Some records —
######

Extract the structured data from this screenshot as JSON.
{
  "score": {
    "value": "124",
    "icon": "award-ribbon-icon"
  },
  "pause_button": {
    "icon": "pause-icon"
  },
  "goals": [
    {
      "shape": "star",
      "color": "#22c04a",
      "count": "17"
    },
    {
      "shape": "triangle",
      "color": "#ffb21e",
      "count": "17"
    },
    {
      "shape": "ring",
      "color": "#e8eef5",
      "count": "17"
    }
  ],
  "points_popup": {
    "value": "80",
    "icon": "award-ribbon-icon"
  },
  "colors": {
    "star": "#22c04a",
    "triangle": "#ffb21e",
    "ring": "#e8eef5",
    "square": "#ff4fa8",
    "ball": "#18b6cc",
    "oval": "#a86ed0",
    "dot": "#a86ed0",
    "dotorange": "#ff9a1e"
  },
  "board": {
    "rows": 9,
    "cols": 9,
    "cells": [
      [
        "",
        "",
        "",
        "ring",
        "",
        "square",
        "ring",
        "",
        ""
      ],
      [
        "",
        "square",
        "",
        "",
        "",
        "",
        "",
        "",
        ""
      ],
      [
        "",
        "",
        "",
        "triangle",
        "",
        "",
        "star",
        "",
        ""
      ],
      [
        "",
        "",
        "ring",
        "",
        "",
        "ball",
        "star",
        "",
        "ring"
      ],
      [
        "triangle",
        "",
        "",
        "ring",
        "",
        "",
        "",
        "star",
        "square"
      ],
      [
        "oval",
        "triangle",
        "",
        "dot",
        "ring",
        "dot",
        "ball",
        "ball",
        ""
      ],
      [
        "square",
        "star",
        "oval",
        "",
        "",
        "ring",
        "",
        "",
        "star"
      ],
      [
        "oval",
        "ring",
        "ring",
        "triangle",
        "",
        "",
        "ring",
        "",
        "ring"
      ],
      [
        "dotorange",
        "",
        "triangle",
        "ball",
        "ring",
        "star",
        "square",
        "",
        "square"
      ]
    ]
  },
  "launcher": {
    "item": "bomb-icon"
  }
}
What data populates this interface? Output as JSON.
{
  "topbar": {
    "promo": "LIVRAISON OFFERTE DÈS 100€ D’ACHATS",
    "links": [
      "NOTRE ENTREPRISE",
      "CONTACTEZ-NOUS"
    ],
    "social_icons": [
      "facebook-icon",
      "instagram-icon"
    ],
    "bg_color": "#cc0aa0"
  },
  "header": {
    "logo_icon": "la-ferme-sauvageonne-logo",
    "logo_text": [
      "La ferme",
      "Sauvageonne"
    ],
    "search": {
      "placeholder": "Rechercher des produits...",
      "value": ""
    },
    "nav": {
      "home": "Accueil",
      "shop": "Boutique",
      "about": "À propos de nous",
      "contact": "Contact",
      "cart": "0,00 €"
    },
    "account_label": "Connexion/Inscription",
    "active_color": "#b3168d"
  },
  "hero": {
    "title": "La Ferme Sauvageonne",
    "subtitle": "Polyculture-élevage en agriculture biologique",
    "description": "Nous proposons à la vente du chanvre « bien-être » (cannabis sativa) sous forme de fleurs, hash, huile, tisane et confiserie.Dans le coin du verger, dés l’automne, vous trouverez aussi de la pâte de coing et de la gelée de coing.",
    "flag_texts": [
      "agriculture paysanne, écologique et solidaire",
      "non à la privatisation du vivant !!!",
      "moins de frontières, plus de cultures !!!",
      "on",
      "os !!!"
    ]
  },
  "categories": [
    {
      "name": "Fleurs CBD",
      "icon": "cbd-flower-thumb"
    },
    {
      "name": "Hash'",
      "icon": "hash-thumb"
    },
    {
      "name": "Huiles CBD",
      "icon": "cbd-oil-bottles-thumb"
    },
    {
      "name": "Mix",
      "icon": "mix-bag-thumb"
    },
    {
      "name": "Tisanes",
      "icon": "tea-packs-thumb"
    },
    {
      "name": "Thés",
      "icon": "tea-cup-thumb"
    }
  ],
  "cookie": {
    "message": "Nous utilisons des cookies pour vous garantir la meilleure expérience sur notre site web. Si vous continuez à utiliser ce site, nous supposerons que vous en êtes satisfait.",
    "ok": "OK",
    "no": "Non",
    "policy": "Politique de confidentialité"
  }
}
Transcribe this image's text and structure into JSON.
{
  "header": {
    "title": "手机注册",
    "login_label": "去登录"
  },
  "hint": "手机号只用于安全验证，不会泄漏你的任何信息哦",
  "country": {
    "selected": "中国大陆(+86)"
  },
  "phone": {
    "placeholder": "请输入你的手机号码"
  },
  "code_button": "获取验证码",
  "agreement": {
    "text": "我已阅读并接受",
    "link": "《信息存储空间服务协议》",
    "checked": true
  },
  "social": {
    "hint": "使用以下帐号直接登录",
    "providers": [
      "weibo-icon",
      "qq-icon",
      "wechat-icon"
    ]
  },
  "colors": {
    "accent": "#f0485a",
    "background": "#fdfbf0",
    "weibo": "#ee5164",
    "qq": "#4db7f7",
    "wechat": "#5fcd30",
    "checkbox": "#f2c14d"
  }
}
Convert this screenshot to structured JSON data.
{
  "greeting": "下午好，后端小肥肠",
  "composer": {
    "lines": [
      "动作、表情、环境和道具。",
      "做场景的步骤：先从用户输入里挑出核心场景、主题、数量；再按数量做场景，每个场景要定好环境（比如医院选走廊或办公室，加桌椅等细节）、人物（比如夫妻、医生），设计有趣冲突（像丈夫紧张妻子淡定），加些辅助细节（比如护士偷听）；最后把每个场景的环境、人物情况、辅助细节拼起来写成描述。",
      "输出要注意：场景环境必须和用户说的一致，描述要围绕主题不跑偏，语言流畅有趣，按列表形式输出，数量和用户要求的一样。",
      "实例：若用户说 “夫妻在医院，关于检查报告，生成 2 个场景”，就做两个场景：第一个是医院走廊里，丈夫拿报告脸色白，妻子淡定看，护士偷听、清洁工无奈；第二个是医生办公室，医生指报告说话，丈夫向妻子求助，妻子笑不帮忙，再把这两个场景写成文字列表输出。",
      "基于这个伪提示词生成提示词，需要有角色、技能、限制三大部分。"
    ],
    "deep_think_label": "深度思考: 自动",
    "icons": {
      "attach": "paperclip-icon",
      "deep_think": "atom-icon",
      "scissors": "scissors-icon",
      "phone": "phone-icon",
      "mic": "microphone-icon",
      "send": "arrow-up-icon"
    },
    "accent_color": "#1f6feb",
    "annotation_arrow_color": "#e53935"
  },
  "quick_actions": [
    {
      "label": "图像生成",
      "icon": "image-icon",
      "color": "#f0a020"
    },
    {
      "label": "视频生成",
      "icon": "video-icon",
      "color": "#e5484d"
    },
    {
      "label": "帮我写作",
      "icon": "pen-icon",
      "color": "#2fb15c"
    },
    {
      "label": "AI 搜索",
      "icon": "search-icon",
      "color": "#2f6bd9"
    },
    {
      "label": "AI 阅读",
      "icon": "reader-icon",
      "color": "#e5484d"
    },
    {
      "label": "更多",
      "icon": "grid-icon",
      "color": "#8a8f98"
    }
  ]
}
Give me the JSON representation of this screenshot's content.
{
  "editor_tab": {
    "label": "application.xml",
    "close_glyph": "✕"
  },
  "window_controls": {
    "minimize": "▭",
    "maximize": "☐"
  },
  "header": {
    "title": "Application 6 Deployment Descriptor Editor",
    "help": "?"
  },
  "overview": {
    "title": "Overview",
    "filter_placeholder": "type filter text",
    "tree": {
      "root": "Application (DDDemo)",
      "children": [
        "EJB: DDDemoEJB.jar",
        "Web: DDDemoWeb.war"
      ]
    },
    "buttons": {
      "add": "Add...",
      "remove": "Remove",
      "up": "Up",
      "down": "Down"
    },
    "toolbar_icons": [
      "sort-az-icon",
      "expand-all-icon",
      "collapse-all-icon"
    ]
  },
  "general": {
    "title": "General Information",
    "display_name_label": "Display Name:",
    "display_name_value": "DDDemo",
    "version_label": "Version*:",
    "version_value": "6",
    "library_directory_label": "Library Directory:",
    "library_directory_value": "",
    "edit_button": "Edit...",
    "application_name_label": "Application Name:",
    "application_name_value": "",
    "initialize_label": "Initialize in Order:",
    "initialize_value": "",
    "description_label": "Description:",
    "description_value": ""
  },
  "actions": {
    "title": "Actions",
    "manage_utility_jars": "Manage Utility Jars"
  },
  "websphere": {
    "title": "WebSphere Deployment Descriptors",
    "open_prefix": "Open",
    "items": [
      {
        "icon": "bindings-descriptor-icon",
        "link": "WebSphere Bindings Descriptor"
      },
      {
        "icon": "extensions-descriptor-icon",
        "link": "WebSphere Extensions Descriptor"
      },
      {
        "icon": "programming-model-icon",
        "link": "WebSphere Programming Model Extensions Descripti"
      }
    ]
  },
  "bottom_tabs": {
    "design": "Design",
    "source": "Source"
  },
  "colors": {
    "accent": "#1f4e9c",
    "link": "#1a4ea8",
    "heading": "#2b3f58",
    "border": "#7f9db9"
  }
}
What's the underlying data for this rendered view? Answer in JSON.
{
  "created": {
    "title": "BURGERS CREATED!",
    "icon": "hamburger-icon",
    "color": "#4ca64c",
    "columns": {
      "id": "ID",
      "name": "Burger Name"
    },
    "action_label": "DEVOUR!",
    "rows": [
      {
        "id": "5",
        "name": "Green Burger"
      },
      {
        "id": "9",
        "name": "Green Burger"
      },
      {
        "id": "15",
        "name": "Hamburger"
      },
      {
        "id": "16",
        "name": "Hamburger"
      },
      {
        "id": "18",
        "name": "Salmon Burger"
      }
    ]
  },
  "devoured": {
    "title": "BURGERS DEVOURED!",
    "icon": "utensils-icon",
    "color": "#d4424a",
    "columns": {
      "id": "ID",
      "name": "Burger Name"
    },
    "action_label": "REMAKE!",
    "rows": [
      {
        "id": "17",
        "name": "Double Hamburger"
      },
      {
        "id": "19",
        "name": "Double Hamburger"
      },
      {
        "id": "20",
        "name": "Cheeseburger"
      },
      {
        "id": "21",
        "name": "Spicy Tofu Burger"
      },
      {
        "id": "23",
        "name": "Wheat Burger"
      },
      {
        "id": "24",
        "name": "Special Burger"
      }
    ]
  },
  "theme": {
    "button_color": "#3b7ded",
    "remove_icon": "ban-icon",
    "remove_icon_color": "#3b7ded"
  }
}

######

Using the entries above, tally how many lines have the word "image" in them; write the number and nothing more.

Response —
2